REQUIREMENTS - Leaving out the pictures, please retype each record exactly.

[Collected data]

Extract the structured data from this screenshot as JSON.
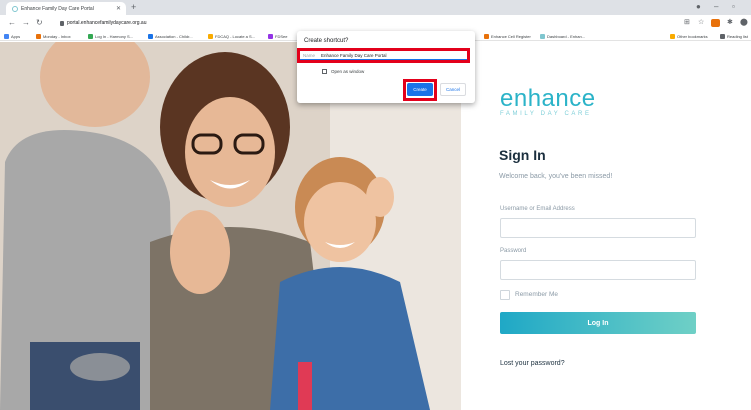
{
  "browser": {
    "tab": {
      "title": "Enhance Family Day Care Portal"
    },
    "url": "portal.enhancefamilydaycare.org.au",
    "bookmarks": [
      {
        "label": "Apps",
        "color": "#4285f4"
      },
      {
        "label": "Monday - Inbox",
        "color": "#e8710a"
      },
      {
        "label": "Log In - Harmony S...",
        "color": "#34a853"
      },
      {
        "label": "Association - Childr...",
        "color": "#1a73e8"
      },
      {
        "label": "FDCAQ - Locate a S...",
        "color": "#f9ab00"
      },
      {
        "label": "FDSee",
        "color": "#9334e6"
      },
      {
        "label": "Enhance Cell Register",
        "color": "#e8710a"
      },
      {
        "label": "Dashboard - Enhan...",
        "color": "#7fc6cf"
      },
      {
        "label": "Other bookmarks",
        "color": "#f9ab00"
      },
      {
        "label": "Reading list",
        "color": "#5f6368"
      }
    ],
    "icons": [
      "back-icon",
      "forward-icon",
      "reload-icon",
      "lock-icon",
      "star-icon",
      "extension-icon",
      "profile-icon",
      "menu-icon"
    ]
  },
  "dialog": {
    "title": "Create shortcut?",
    "name_label": "Name",
    "name_value": "Enhance Family Day Care Portal",
    "open_window_label": "Open as window",
    "create_label": "Create",
    "cancel_label": "Cancel",
    "highlight_color": "#e3001b"
  },
  "page": {
    "logo": "enhance",
    "logo_sub": "FAMILY DAY CARE",
    "heading": "Sign In",
    "welcome": "Welcome back, you've been missed!",
    "username_label": "Username or Email Address",
    "password_label": "Password",
    "remember_label": "Remember Me",
    "login_label": "Log In",
    "lost_password": "Lost your password?",
    "accent": "#2bb3c8"
  }
}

OUTPUT FOR THIS TASK -
Extract the structured data from this screenshot as JSON.
{
  "browser": {
    "tab": {
      "title": "Enhance Family Day Care Portal"
    },
    "url": "portal.enhancefamilydaycare.org.au",
    "bookmarks": [
      {
        "label": "Apps",
        "color": "#4285f4"
      },
      {
        "label": "Monday - Inbox",
        "color": "#e8710a"
      },
      {
        "label": "Log In - Harmony S...",
        "color": "#34a853"
      },
      {
        "label": "Association - Childr...",
        "color": "#1a73e8"
      },
      {
        "label": "FDCAQ - Locate a S...",
        "color": "#f9ab00"
      },
      {
        "label": "FDSee",
        "color": "#9334e6"
      },
      {
        "label": "Enhance Cell Register",
        "color": "#e8710a"
      },
      {
        "label": "Dashboard - Enhan...",
        "color": "#7fc6cf"
      },
      {
        "label": "Other bookmarks",
        "color": "#f9ab00"
      },
      {
        "label": "Reading list",
        "color": "#5f6368"
      }
    ],
    "icons": [
      "back-icon",
      "forward-icon",
      "reload-icon",
      "lock-icon",
      "star-icon",
      "extension-icon",
      "profile-icon",
      "menu-icon"
    ]
  },
  "dialog": {
    "title": "Create shortcut?",
    "name_label": "Name",
    "name_value": "Enhance Family Day Care Portal",
    "open_window_label": "Open as window",
    "create_label": "Create",
    "cancel_label": "Cancel",
    "highlight_color": "#e3001b"
  },
  "page": {
    "logo": "enhance",
    "logo_sub": "FAMILY DAY CARE",
    "heading": "Sign In",
    "welcome": "Welcome back, you've been missed!",
    "username_label": "Username or Email Address",
    "password_label": "Password",
    "remember_label": "Remember Me",
    "login_label": "Log In",
    "lost_password": "Lost your password?",
    "accent": "#2bb3c8"
  }
}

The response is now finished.